[Rows from a dataset]

────────────────

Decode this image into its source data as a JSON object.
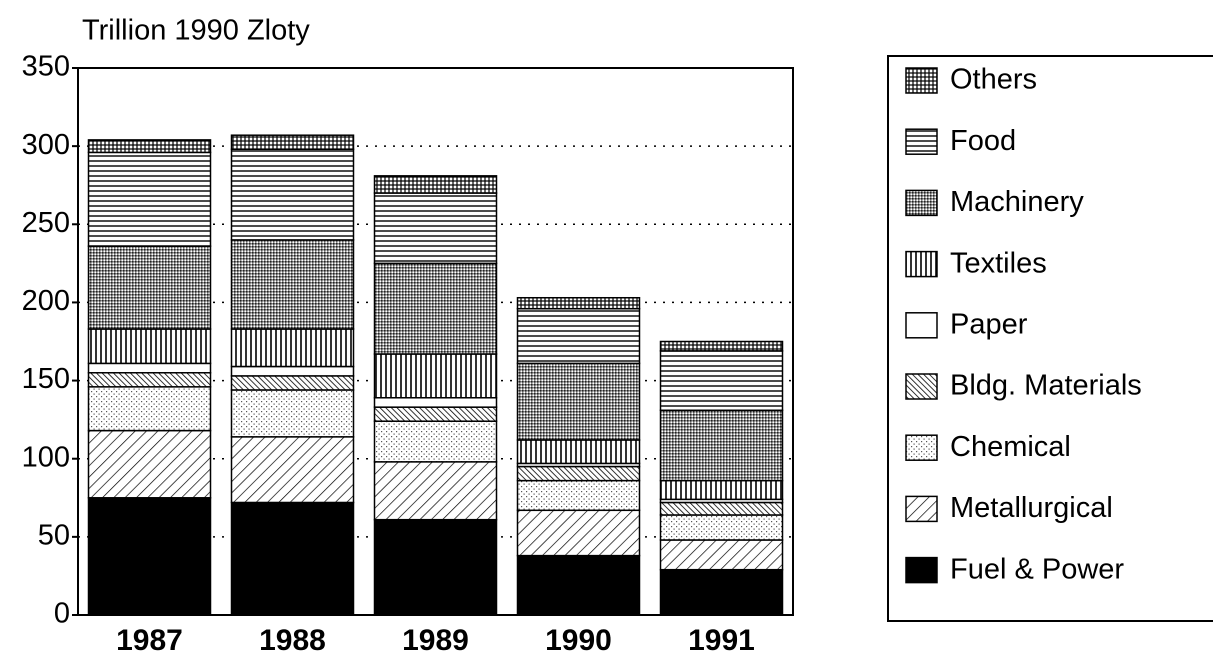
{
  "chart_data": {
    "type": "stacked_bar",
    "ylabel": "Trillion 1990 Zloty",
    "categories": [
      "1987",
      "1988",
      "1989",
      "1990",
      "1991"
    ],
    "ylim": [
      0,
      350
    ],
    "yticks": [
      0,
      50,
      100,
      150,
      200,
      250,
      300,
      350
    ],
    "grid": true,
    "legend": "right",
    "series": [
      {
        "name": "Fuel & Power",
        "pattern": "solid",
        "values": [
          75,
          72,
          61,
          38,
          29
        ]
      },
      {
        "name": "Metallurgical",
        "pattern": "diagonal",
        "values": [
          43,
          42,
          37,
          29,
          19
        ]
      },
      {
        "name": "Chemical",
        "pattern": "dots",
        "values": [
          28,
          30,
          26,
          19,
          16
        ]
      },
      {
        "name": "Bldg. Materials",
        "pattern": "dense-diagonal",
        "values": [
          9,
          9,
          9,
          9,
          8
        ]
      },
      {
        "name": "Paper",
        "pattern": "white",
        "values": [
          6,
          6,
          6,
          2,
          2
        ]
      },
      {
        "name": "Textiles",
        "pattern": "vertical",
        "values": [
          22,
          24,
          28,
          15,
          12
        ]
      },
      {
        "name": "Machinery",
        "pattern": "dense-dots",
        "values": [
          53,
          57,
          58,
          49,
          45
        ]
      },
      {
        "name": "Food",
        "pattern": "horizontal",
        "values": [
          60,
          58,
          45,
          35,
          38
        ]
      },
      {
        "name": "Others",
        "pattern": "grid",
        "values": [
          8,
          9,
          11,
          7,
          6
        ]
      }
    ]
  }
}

────────────────

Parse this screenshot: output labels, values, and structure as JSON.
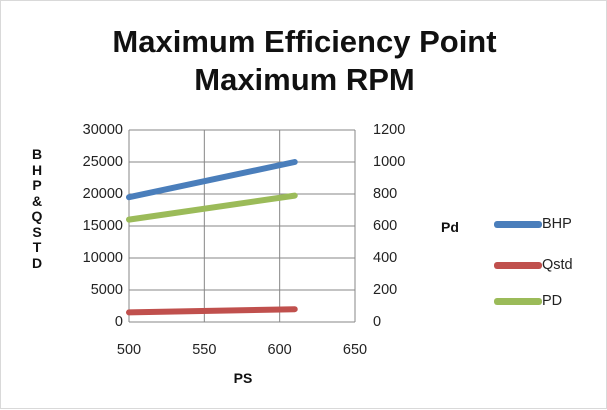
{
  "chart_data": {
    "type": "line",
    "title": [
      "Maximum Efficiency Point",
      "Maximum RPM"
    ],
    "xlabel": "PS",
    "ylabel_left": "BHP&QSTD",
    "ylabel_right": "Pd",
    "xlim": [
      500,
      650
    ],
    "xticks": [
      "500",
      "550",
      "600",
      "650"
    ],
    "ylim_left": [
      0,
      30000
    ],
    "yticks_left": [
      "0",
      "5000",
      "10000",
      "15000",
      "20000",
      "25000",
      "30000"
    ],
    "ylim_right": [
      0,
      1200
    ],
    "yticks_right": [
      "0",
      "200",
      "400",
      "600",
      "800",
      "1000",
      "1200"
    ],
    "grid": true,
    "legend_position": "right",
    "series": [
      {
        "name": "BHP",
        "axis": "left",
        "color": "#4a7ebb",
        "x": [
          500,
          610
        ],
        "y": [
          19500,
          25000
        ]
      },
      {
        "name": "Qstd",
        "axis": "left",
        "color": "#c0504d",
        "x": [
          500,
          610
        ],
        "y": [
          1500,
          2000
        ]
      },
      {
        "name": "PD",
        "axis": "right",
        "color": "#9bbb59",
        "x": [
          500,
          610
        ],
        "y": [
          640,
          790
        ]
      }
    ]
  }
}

────────────────

[Written instruction] Scan the listing above for the word "this" and show each line where it is found.

[Reply]
Decode this image into its source data as a JSON object.
Parse this screenshot: output labels, values, and structure as JSON.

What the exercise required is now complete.